# Record extracts start

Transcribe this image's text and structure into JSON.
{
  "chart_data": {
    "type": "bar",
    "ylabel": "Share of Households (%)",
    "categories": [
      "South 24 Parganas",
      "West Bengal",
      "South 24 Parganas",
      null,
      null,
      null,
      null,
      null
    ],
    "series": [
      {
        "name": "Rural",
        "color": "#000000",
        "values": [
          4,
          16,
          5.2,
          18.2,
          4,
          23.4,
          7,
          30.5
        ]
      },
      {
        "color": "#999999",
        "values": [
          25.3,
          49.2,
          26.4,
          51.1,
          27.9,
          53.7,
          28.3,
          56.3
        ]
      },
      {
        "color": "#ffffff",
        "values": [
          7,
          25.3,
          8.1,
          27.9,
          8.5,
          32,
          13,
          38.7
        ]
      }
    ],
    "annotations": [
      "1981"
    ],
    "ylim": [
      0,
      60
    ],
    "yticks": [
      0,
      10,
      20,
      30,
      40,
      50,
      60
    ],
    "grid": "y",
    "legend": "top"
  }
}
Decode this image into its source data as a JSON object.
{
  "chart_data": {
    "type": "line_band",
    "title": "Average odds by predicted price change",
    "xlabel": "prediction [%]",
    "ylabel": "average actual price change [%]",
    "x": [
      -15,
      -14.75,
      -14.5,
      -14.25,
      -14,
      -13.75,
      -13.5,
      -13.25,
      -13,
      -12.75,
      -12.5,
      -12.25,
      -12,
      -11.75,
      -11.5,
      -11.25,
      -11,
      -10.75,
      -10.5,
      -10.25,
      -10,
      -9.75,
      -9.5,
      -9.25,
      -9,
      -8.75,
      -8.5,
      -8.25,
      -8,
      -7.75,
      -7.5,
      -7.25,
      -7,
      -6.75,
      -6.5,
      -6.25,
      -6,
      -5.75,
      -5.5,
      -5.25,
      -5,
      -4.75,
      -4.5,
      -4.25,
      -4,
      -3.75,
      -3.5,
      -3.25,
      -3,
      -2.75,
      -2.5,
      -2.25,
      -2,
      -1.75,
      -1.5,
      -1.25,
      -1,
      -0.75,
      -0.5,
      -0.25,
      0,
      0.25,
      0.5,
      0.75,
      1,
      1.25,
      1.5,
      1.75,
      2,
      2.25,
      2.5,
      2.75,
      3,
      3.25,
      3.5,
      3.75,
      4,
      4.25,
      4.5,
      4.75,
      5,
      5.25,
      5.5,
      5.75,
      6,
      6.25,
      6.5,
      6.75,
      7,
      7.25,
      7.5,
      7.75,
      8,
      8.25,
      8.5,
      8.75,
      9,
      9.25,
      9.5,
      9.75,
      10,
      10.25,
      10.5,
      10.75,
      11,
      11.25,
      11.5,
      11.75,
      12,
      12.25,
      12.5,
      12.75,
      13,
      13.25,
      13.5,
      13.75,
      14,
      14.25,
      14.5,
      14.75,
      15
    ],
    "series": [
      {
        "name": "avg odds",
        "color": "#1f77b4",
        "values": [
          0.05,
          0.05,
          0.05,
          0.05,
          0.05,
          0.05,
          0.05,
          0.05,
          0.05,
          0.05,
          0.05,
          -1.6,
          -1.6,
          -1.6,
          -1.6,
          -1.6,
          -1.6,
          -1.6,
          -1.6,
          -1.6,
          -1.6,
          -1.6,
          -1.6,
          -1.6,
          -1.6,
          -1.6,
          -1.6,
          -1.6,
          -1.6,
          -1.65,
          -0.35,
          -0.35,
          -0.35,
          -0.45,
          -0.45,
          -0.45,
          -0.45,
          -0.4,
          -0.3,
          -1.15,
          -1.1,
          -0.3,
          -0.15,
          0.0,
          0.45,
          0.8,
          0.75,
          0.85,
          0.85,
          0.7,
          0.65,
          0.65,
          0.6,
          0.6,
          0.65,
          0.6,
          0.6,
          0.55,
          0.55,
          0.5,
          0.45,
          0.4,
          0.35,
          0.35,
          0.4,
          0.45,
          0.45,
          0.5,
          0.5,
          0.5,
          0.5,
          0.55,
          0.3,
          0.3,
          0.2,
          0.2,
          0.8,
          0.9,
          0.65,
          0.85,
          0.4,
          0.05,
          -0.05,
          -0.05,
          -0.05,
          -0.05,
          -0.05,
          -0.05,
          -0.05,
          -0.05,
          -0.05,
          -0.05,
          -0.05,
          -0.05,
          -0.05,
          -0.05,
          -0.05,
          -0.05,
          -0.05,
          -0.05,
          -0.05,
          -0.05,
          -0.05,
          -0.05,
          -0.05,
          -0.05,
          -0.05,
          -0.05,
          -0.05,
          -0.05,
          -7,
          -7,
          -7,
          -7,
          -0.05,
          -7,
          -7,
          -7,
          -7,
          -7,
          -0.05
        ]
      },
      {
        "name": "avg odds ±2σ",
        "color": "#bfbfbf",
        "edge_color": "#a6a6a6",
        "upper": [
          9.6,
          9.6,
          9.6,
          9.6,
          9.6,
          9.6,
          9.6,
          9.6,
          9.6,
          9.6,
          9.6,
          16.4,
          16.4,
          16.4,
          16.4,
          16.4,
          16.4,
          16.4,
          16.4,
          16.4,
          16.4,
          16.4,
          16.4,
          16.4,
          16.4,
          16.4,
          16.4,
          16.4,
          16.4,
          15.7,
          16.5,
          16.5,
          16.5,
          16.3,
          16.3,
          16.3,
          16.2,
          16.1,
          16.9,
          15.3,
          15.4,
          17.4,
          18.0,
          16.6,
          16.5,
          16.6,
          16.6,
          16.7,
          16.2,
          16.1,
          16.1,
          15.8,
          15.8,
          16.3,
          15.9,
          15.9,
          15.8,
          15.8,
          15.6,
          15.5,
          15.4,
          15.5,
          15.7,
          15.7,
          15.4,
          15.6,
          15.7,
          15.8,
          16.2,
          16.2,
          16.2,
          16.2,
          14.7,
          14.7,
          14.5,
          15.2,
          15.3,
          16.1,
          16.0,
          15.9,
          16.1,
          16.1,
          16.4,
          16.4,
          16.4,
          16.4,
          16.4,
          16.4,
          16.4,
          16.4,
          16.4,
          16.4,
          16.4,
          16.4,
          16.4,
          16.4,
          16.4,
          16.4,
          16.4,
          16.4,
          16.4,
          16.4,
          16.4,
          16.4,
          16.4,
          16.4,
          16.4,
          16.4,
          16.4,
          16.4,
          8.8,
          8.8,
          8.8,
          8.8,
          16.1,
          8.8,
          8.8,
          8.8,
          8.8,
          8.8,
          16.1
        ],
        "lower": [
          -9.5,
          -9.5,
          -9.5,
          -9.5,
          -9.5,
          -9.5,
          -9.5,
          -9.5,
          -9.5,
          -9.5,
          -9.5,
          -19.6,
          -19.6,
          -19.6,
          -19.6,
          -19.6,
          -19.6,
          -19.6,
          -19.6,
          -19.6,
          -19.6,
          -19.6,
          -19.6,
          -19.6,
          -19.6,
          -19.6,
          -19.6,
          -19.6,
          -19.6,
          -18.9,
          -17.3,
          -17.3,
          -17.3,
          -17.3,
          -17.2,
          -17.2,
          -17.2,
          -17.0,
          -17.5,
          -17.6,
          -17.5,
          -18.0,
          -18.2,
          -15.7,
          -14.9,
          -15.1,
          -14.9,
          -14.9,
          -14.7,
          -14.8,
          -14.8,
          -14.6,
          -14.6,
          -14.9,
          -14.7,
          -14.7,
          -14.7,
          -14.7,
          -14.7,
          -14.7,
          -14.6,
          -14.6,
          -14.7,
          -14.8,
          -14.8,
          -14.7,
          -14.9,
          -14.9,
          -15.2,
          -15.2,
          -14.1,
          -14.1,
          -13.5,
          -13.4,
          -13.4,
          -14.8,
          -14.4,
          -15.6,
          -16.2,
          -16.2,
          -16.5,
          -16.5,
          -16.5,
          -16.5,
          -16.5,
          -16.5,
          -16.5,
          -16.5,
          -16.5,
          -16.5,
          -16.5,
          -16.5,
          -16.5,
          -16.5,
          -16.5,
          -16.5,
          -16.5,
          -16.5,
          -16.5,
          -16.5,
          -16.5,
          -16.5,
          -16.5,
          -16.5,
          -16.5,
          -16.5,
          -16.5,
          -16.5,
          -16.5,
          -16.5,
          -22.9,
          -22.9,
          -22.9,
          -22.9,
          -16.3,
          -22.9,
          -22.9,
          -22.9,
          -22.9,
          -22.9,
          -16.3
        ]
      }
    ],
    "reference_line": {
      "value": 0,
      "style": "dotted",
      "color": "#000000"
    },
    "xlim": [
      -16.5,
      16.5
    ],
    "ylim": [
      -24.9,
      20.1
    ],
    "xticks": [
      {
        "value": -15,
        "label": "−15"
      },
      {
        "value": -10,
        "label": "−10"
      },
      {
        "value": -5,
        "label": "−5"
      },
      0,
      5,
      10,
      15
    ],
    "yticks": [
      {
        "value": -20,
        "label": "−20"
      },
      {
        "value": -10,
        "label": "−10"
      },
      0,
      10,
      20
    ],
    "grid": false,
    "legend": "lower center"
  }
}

# Record extracts end

Task goal:
Extract all lines containing the word "into".

Written response:
Transcribe this image's text and structure into JSON.
Decode this image into its source data as a JSON object.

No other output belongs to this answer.